§ WHAT IS ASKED:
Scan the records for the word "name". Copy each line that includes it.

(Entries with figure data)
------------------------------------------------------------
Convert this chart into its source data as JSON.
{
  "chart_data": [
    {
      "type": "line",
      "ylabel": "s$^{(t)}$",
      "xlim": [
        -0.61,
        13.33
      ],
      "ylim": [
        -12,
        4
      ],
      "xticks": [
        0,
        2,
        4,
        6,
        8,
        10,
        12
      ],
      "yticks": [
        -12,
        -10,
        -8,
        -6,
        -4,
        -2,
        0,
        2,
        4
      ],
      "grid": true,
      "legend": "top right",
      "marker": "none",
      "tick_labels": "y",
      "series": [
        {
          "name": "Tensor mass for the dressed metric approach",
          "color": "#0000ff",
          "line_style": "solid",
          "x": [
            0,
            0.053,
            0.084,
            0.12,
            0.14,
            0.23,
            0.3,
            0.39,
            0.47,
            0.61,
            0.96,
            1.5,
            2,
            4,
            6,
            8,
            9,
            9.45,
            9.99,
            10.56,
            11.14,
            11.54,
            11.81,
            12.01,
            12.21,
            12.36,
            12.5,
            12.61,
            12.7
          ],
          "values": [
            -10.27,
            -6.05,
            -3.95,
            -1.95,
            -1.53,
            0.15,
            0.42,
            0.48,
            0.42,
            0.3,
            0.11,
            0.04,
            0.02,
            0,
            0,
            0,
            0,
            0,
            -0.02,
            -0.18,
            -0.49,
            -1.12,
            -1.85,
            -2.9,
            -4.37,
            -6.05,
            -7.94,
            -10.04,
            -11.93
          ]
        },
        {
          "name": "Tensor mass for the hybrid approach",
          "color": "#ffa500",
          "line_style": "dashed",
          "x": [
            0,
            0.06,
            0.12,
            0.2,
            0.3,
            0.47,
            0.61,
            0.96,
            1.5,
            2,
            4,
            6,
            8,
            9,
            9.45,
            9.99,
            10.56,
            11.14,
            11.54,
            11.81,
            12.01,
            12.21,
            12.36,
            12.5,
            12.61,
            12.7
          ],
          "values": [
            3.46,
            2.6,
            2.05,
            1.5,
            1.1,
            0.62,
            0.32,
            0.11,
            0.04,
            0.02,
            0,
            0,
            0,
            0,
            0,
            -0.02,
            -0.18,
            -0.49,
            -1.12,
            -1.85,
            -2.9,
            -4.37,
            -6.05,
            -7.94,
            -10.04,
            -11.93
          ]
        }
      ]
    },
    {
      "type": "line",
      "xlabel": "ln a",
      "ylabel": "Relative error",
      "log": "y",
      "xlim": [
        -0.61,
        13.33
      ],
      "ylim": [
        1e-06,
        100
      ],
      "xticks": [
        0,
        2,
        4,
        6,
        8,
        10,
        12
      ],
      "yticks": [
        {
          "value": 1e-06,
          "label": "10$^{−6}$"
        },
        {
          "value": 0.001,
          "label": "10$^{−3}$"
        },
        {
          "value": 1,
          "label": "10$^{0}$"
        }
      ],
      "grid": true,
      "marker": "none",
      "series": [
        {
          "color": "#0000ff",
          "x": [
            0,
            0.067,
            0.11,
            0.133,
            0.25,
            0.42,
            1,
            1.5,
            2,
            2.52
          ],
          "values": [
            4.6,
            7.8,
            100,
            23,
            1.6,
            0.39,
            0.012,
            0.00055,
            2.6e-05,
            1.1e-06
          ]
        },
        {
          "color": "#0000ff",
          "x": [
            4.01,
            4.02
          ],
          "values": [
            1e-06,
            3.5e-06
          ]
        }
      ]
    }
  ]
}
------------------------------------------------------------
§ EXERCISE ANSWER:
          "name": "Tensor mass for the dressed metric approach",
          "name": "Tensor mass for the hybrid approach",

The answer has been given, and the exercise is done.